▶ _Information shown_:

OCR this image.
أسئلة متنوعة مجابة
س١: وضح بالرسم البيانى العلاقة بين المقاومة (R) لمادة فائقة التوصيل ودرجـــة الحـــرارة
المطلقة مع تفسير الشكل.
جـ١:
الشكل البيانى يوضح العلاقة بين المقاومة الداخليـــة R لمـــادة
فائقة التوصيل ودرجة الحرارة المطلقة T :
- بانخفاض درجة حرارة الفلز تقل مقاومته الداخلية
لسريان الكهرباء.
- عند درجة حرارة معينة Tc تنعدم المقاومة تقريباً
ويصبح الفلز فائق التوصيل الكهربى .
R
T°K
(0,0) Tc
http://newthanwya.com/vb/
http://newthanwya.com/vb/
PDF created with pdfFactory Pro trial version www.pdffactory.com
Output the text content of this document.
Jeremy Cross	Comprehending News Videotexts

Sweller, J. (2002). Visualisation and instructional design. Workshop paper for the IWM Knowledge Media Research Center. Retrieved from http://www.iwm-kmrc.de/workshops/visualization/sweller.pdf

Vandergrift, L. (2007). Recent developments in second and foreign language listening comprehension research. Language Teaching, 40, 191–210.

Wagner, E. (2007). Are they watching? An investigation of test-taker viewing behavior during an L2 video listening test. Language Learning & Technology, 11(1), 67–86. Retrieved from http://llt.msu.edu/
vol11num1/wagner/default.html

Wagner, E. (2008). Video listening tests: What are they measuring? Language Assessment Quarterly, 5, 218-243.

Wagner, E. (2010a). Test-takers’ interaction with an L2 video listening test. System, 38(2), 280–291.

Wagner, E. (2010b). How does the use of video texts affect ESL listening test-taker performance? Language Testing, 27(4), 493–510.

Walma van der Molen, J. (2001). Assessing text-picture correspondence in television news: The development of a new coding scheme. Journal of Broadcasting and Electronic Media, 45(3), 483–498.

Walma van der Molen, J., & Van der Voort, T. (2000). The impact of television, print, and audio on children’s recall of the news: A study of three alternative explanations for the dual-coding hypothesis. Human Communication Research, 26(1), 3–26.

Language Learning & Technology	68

▶ _Exercise requirements_:
The whole listing above needs to be written out again exactly.

▶ _Response to the exercise_:
OCR this image.
أسئلة متنوعة مجابة
س١: وضح بالرسم البيانى العلاقة بين المقاومة (R) لمادة فائقة التوصيل ودرجـــة الحـــرارة
المطلقة مع تفسير الشكل.
جـ١:
الشكل البيانى يوضح العلاقة بين المقاومة الداخليـــة R لمـــادة
فائقة التوصيل ودرجة الحرارة المطلقة T :
- بانخفاض درجة حرارة الفلز تقل مقاومته الداخلية
لسريان الكهرباء.
- عند درجة حرارة معينة Tc تنعدم المقاومة تقريباً
ويصبح الفلز فائق التوصيل الكهربى .
R
T°K
(0,0) Tc
http://newthanwya.com/vb/
http://newthanwya.com/vb/
PDF created with pdfFactory Pro trial version www.pdffactory.com
Output the text content of this document.
Jeremy Cross	Comprehending News Videotexts

Sweller, J. (2002). Visualisation and instructional design. Workshop paper for the IWM Knowledge Media Research Center. Retrieved from http://www.iwm-kmrc.de/workshops/visualization/sweller.pdf

Vandergrift, L. (2007). Recent developments in second and foreign language listening comprehension research. Language Teaching, 40, 191–210.

Wagner, E. (2007). Are they watching? An investigation of test-taker viewing behavior during an L2 video listening test. Language Learning & Technology, 11(1), 67–86. Retrieved from http://llt.msu.edu/
vol11num1/wagner/default.html

Wagner, E. (2008). Video listening tests: What are they measuring? Language Assessment Quarterly, 5, 218-243.

Wagner, E. (2010a). Test-takers’ interaction with an L2 video listening test. System, 38(2), 280–291.

Wagner, E. (2010b). How does the use of video texts affect ESL listening test-taker performance? Language Testing, 27(4), 493–510.

Walma van der Molen, J. (2001). Assessing text-picture correspondence in television news: The development of a new coding scheme. Journal of Broadcasting and Electronic Media, 45(3), 483–498.

Walma van der Molen, J., & Van der Voort, T. (2000). The impact of television, print, and audio on children’s recall of the news: A study of three alternative explanations for the dual-coding hypothesis. Human Communication Research, 26(1), 3–26.

Language Learning & Technology	68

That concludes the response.